──────── AVAILABLE RECORDS ────────
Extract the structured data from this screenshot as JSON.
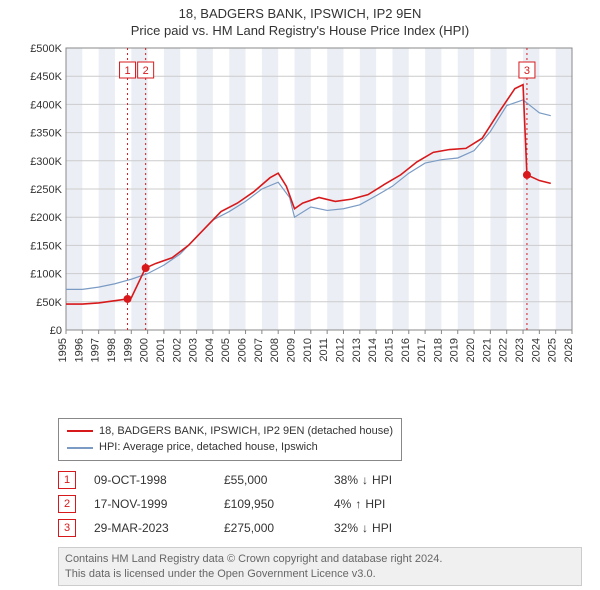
{
  "title_line1": "18, BADGERS BANK, IPSWICH, IP2 9EN",
  "title_line2": "Price paid vs. HM Land Registry's House Price Index (HPI)",
  "chart": {
    "type": "line",
    "background_color": "#ffffff",
    "plot_border_color": "#888888",
    "alt_band_color": "#ebeff5",
    "grid_color": "#cccccc",
    "marker_box_border": "#d7191c",
    "marker_box_text": "#d7191c",
    "marker_vline_color": "#d7191c",
    "point_fill": "#d7191c",
    "x": {
      "min": 1995,
      "max": 2026,
      "ticks": [
        1995,
        1996,
        1997,
        1998,
        1999,
        2000,
        2001,
        2002,
        2003,
        2004,
        2005,
        2006,
        2007,
        2008,
        2009,
        2010,
        2011,
        2012,
        2013,
        2014,
        2015,
        2016,
        2017,
        2018,
        2019,
        2020,
        2021,
        2022,
        2023,
        2024,
        2025,
        2026
      ],
      "tick_rotation_deg": -90,
      "tick_fontsize": 11
    },
    "y": {
      "min": 0,
      "max": 500000,
      "ticks": [
        0,
        50000,
        100000,
        150000,
        200000,
        250000,
        300000,
        350000,
        400000,
        450000,
        500000
      ],
      "tick_labels": [
        "£0",
        "£50K",
        "£100K",
        "£150K",
        "£200K",
        "£250K",
        "£300K",
        "£350K",
        "£400K",
        "£450K",
        "£500K"
      ],
      "tick_fontsize": 11
    },
    "series": [
      {
        "name": "18, BADGERS BANK, IPSWICH, IP2 9EN (detached house)",
        "color": "#d7191c",
        "line_width": 1.6,
        "data": [
          [
            1995.0,
            46000
          ],
          [
            1996.0,
            46000
          ],
          [
            1997.0,
            48000
          ],
          [
            1998.0,
            52000
          ],
          [
            1998.77,
            55000
          ],
          [
            1998.78,
            55000
          ],
          [
            1999.0,
            57000
          ],
          [
            1999.87,
            109950
          ],
          [
            1999.88,
            109950
          ],
          [
            2000.5,
            118000
          ],
          [
            2001.5,
            128000
          ],
          [
            2002.5,
            150000
          ],
          [
            2003.5,
            180000
          ],
          [
            2004.5,
            210000
          ],
          [
            2005.5,
            225000
          ],
          [
            2006.5,
            245000
          ],
          [
            2007.5,
            270000
          ],
          [
            2008.0,
            278000
          ],
          [
            2008.5,
            255000
          ],
          [
            2009.0,
            215000
          ],
          [
            2009.5,
            225000
          ],
          [
            2010.5,
            235000
          ],
          [
            2011.5,
            228000
          ],
          [
            2012.5,
            232000
          ],
          [
            2013.5,
            240000
          ],
          [
            2014.5,
            258000
          ],
          [
            2015.5,
            275000
          ],
          [
            2016.5,
            298000
          ],
          [
            2017.5,
            315000
          ],
          [
            2018.5,
            320000
          ],
          [
            2019.5,
            322000
          ],
          [
            2020.5,
            340000
          ],
          [
            2021.5,
            385000
          ],
          [
            2022.5,
            428000
          ],
          [
            2023.0,
            435000
          ],
          [
            2023.24,
            275000
          ],
          [
            2023.25,
            275000
          ],
          [
            2024.0,
            265000
          ],
          [
            2024.7,
            260000
          ]
        ]
      },
      {
        "name": "HPI: Average price, detached house, Ipswich",
        "color": "#7b9bc4",
        "line_width": 1.2,
        "data": [
          [
            1995.0,
            72000
          ],
          [
            1996.0,
            72000
          ],
          [
            1997.0,
            76000
          ],
          [
            1998.0,
            82000
          ],
          [
            1999.0,
            90000
          ],
          [
            2000.0,
            100000
          ],
          [
            2001.0,
            115000
          ],
          [
            2002.0,
            135000
          ],
          [
            2003.0,
            165000
          ],
          [
            2004.0,
            195000
          ],
          [
            2005.0,
            210000
          ],
          [
            2006.0,
            228000
          ],
          [
            2007.0,
            250000
          ],
          [
            2008.0,
            262000
          ],
          [
            2008.7,
            235000
          ],
          [
            2009.0,
            200000
          ],
          [
            2010.0,
            218000
          ],
          [
            2011.0,
            212000
          ],
          [
            2012.0,
            215000
          ],
          [
            2013.0,
            222000
          ],
          [
            2014.0,
            238000
          ],
          [
            2015.0,
            255000
          ],
          [
            2016.0,
            278000
          ],
          [
            2017.0,
            296000
          ],
          [
            2018.0,
            302000
          ],
          [
            2019.0,
            305000
          ],
          [
            2020.0,
            318000
          ],
          [
            2021.0,
            352000
          ],
          [
            2022.0,
            398000
          ],
          [
            2023.0,
            408000
          ],
          [
            2024.0,
            385000
          ],
          [
            2024.7,
            380000
          ]
        ]
      }
    ],
    "event_markers": [
      {
        "label": "1",
        "x": 1998.77,
        "y": 55000
      },
      {
        "label": "2",
        "x": 1999.88,
        "y": 109950
      },
      {
        "label": "3",
        "x": 2023.24,
        "y": 275000
      }
    ]
  },
  "legend": {
    "items": [
      {
        "color": "#d7191c",
        "label": "18, BADGERS BANK, IPSWICH, IP2 9EN (detached house)"
      },
      {
        "color": "#7b9bc4",
        "label": "HPI: Average price, detached house, Ipswich"
      }
    ]
  },
  "events_table": [
    {
      "marker": "1",
      "date": "09-OCT-1998",
      "price": "£55,000",
      "delta_pct": "38%",
      "delta_dir": "down",
      "delta_suffix": "HPI"
    },
    {
      "marker": "2",
      "date": "17-NOV-1999",
      "price": "£109,950",
      "delta_pct": "4%",
      "delta_dir": "up",
      "delta_suffix": "HPI"
    },
    {
      "marker": "3",
      "date": "29-MAR-2023",
      "price": "£275,000",
      "delta_pct": "32%",
      "delta_dir": "down",
      "delta_suffix": "HPI"
    }
  ],
  "attribution_line1": "Contains HM Land Registry data © Crown copyright and database right 2024.",
  "attribution_line2": "This data is licensed under the Open Government Licence v3.0."
}
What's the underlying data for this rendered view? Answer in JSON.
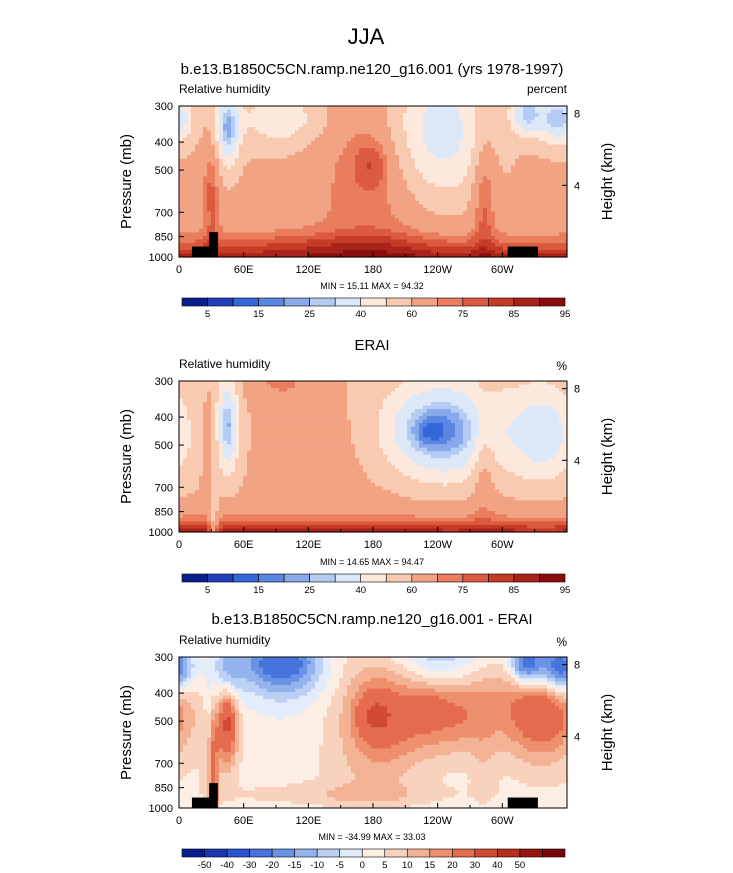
────────
— WHAT THIS TASK INVOLVES —
Transcribe each entry precisely as given, leaving the pictures out.

— SOLUTION TO THE PROBLEM —
Extract the structured data from this screenshot as JSON.
{
  "title_line1": "18, BADGERS BANK, IPSWICH, IP2 9EN",
  "title_line2": "Price paid vs. HM Land Registry's House Price Index (HPI)",
  "chart": {
    "type": "line",
    "background_color": "#ffffff",
    "plot_border_color": "#888888",
    "alt_band_color": "#ebeff5",
    "grid_color": "#cccccc",
    "marker_box_border": "#d7191c",
    "marker_box_text": "#d7191c",
    "marker_vline_color": "#d7191c",
    "point_fill": "#d7191c",
    "x": {
      "min": 1995,
      "max": 2026,
      "ticks": [
        1995,
        1996,
        1997,
        1998,
        1999,
        2000,
        2001,
        2002,
        2003,
        2004,
        2005,
        2006,
        2007,
        2008,
        2009,
        2010,
        2011,
        2012,
        2013,
        2014,
        2015,
        2016,
        2017,
        2018,
        2019,
        2020,
        2021,
        2022,
        2023,
        2024,
        2025,
        2026
      ],
      "tick_rotation_deg": -90,
      "tick_fontsize": 11
    },
    "y": {
      "min": 0,
      "max": 500000,
      "ticks": [
        0,
        50000,
        100000,
        150000,
        200000,
        250000,
        300000,
        350000,
        400000,
        450000,
        500000
      ],
      "tick_labels": [
        "£0",
        "£50K",
        "£100K",
        "£150K",
        "£200K",
        "£250K",
        "£300K",
        "£350K",
        "£400K",
        "£450K",
        "£500K"
      ],
      "tick_fontsize": 11
    },
    "series": [
      {
        "name": "18, BADGERS BANK, IPSWICH, IP2 9EN (detached house)",
        "color": "#d7191c",
        "line_width": 1.6,
        "data": [
          [
            1995.0,
            46000
          ],
          [
            1996.0,
            46000
          ],
          [
            1997.0,
            48000
          ],
          [
            1998.0,
            52000
          ],
          [
            1998.77,
            55000
          ],
          [
            1998.78,
            55000
          ],
          [
            1999.0,
            57000
          ],
          [
            1999.87,
            109950
          ],
          [
            1999.88,
            109950
          ],
          [
            2000.5,
            118000
          ],
          [
            2001.5,
            128000
          ],
          [
            2002.5,
            150000
          ],
          [
            2003.5,
            180000
          ],
          [
            2004.5,
            210000
          ],
          [
            2005.5,
            225000
          ],
          [
            2006.5,
            245000
          ],
          [
            2007.5,
            270000
          ],
          [
            2008.0,
            278000
          ],
          [
            2008.5,
            255000
          ],
          [
            2009.0,
            215000
          ],
          [
            2009.5,
            225000
          ],
          [
            2010.5,
            235000
          ],
          [
            2011.5,
            228000
          ],
          [
            2012.5,
            232000
          ],
          [
            2013.5,
            240000
          ],
          [
            2014.5,
            258000
          ],
          [
            2015.5,
            275000
          ],
          [
            2016.5,
            298000
          ],
          [
            2017.5,
            315000
          ],
          [
            2018.5,
            320000
          ],
          [
            2019.5,
            322000
          ],
          [
            2020.5,
            340000
          ],
          [
            2021.5,
            385000
          ],
          [
            2022.5,
            428000
          ],
          [
            2023.0,
            435000
          ],
          [
            2023.24,
            275000
          ],
          [
            2023.25,
            275000
          ],
          [
            2024.0,
            265000
          ],
          [
            2024.7,
            260000
          ]
        ]
      },
      {
        "name": "HPI: Average price, detached house, Ipswich",
        "color": "#7b9bc4",
        "line_width": 1.2,
        "data": [
          [
            1995.0,
            72000
          ],
          [
            1996.0,
            72000
          ],
          [
            1997.0,
            76000
          ],
          [
            1998.0,
            82000
          ],
          [
            1999.0,
            90000
          ],
          [
            2000.0,
            100000
          ],
          [
            2001.0,
            115000
          ],
          [
            2002.0,
            135000
          ],
          [
            2003.0,
            165000
          ],
          [
            2004.0,
            195000
          ],
          [
            2005.0,
            210000
          ],
          [
            2006.0,
            228000
          ],
          [
            2007.0,
            250000
          ],
          [
            2008.0,
            262000
          ],
          [
            2008.7,
            235000
          ],
          [
            2009.0,
            200000
          ],
          [
            2010.0,
            218000
          ],
          [
            2011.0,
            212000
          ],
          [
            2012.0,
            215000
          ],
          [
            2013.0,
            222000
          ],
          [
            2014.0,
            238000
          ],
          [
            2015.0,
            255000
          ],
          [
            2016.0,
            278000
          ],
          [
            2017.0,
            296000
          ],
          [
            2018.0,
            302000
          ],
          [
            2019.0,
            305000
          ],
          [
            2020.0,
            318000
          ],
          [
            2021.0,
            352000
          ],
          [
            2022.0,
            398000
          ],
          [
            2023.0,
            408000
          ],
          [
            2024.0,
            385000
          ],
          [
            2024.7,
            380000
          ]
        ]
      }
    ],
    "event_markers": [
      {
        "label": "1",
        "x": 1998.77,
        "y": 55000
      },
      {
        "label": "2",
        "x": 1999.88,
        "y": 109950
      },
      {
        "label": "3",
        "x": 2023.24,
        "y": 275000
      }
    ]
  },
  "legend": {
    "items": [
      {
        "color": "#d7191c",
        "label": "18, BADGERS BANK, IPSWICH, IP2 9EN (detached house)"
      },
      {
        "color": "#7b9bc4",
        "label": "HPI: Average price, detached house, Ipswich"
      }
    ]
  },
  "events_table": [
    {
      "marker": "1",
      "date": "09-OCT-1998",
      "price": "£55,000",
      "delta_pct": "38%",
      "delta_dir": "down",
      "delta_suffix": "HPI"
    },
    {
      "marker": "2",
      "date": "17-NOV-1999",
      "price": "£109,950",
      "delta_pct": "4%",
      "delta_dir": "up",
      "delta_suffix": "HPI"
    },
    {
      "marker": "3",
      "date": "29-MAR-2023",
      "price": "£275,000",
      "delta_pct": "32%",
      "delta_dir": "down",
      "delta_suffix": "HPI"
    }
  ],
  "attribution_line1": "Contains HM Land Registry data © Crown copyright and database right 2024.",
  "attribution_line2": "This data is licensed under the Open Government Licence v3.0."
}
What's the underlying data for this rendered view? Answer in JSON.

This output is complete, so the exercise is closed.